## What you have to do
Give every line below again, exactly.

## Collected data entries
⁂

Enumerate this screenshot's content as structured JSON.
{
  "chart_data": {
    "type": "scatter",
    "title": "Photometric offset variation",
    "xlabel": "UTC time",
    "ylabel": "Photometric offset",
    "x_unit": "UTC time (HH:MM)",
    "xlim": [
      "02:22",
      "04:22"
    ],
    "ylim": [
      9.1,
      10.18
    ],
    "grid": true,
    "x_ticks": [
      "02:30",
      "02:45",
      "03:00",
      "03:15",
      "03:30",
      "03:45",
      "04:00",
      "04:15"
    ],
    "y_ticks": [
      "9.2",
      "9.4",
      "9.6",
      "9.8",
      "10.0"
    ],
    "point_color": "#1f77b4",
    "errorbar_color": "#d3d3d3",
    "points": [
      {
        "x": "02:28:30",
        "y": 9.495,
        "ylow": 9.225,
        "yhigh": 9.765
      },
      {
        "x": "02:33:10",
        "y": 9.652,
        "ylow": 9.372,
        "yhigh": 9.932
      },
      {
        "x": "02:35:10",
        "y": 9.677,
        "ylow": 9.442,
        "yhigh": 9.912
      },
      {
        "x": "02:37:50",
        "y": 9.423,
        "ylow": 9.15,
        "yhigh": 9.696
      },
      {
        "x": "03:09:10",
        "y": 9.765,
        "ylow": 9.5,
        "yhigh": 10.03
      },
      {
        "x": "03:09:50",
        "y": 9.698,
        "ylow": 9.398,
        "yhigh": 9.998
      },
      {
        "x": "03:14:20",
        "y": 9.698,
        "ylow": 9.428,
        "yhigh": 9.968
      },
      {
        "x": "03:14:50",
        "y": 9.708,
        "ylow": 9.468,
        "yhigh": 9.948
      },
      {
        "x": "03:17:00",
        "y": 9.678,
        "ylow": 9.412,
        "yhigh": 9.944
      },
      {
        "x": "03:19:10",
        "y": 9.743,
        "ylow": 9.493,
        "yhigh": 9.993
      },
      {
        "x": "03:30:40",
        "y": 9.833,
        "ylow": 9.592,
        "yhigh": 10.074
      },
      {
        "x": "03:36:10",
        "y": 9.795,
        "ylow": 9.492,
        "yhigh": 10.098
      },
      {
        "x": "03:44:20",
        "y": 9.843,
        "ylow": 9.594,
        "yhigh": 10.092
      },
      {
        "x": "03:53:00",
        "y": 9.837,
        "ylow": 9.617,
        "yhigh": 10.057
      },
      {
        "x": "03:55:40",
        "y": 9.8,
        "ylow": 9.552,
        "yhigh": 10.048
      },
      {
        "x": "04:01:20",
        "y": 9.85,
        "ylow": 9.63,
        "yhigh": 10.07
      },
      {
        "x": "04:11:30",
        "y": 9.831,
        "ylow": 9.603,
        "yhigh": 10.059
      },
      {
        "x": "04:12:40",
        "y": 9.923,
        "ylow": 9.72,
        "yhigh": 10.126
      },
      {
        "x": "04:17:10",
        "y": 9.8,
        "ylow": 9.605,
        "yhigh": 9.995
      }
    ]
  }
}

⁂

## Right answer
Enumerate this screenshot's content as structured JSON.
{
  "chart_data": {
    "type": "scatter",
    "title": "Photometric offset variation",
    "xlabel": "UTC time",
    "ylabel": "Photometric offset",
    "x_unit": "UTC time (HH:MM)",
    "xlim": [
      "02:22",
      "04:22"
    ],
    "ylim": [
      9.1,
      10.18
    ],
    "grid": true,
    "x_ticks": [
      "02:30",
      "02:45",
      "03:00",
      "03:15",
      "03:30",
      "03:45",
      "04:00",
      "04:15"
    ],
    "y_ticks": [
      "9.2",
      "9.4",
      "9.6",
      "9.8",
      "10.0"
    ],
    "point_color": "#1f77b4",
    "errorbar_color": "#d3d3d3",
    "points": [
      {
        "x": "02:28:30",
        "y": 9.495,
        "ylow": 9.225,
        "yhigh": 9.765
      },
      {
        "x": "02:33:10",
        "y": 9.652,
        "ylow": 9.372,
        "yhigh": 9.932
      },
      {
        "x": "02:35:10",
        "y": 9.677,
        "ylow": 9.442,
        "yhigh": 9.912
      },
      {
        "x": "02:37:50",
        "y": 9.423,
        "ylow": 9.15,
        "yhigh": 9.696
      },
      {
        "x": "03:09:10",
        "y": 9.765,
        "ylow": 9.5,
        "yhigh": 10.03
      },
      {
        "x": "03:09:50",
        "y": 9.698,
        "ylow": 9.398,
        "yhigh": 9.998
      },
      {
        "x": "03:14:20",
        "y": 9.698,
        "ylow": 9.428,
        "yhigh": 9.968
      },
      {
        "x": "03:14:50",
        "y": 9.708,
        "ylow": 9.468,
        "yhigh": 9.948
      },
      {
        "x": "03:17:00",
        "y": 9.678,
        "ylow": 9.412,
        "yhigh": 9.944
      },
      {
        "x": "03:19:10",
        "y": 9.743,
        "ylow": 9.493,
        "yhigh": 9.993
      },
      {
        "x": "03:30:40",
        "y": 9.833,
        "ylow": 9.592,
        "yhigh": 10.074
      },
      {
        "x": "03:36:10",
        "y": 9.795,
        "ylow": 9.492,
        "yhigh": 10.098
      },
      {
        "x": "03:44:20",
        "y": 9.843,
        "ylow": 9.594,
        "yhigh": 10.092
      },
      {
        "x": "03:53:00",
        "y": 9.837,
        "ylow": 9.617,
        "yhigh": 10.057
      },
      {
        "x": "03:55:40",
        "y": 9.8,
        "ylow": 9.552,
        "yhigh": 10.048
      },
      {
        "x": "04:01:20",
        "y": 9.85,
        "ylow": 9.63,
        "yhigh": 10.07
      },
      {
        "x": "04:11:30",
        "y": 9.831,
        "ylow": 9.603,
        "yhigh": 10.059
      },
      {
        "x": "04:12:40",
        "y": 9.923,
        "ylow": 9.72,
        "yhigh": 10.126
      },
      {
        "x": "04:17:10",
        "y": 9.8,
        "ylow": 9.605,
        "yhigh": 9.995
      }
    ]
  }
}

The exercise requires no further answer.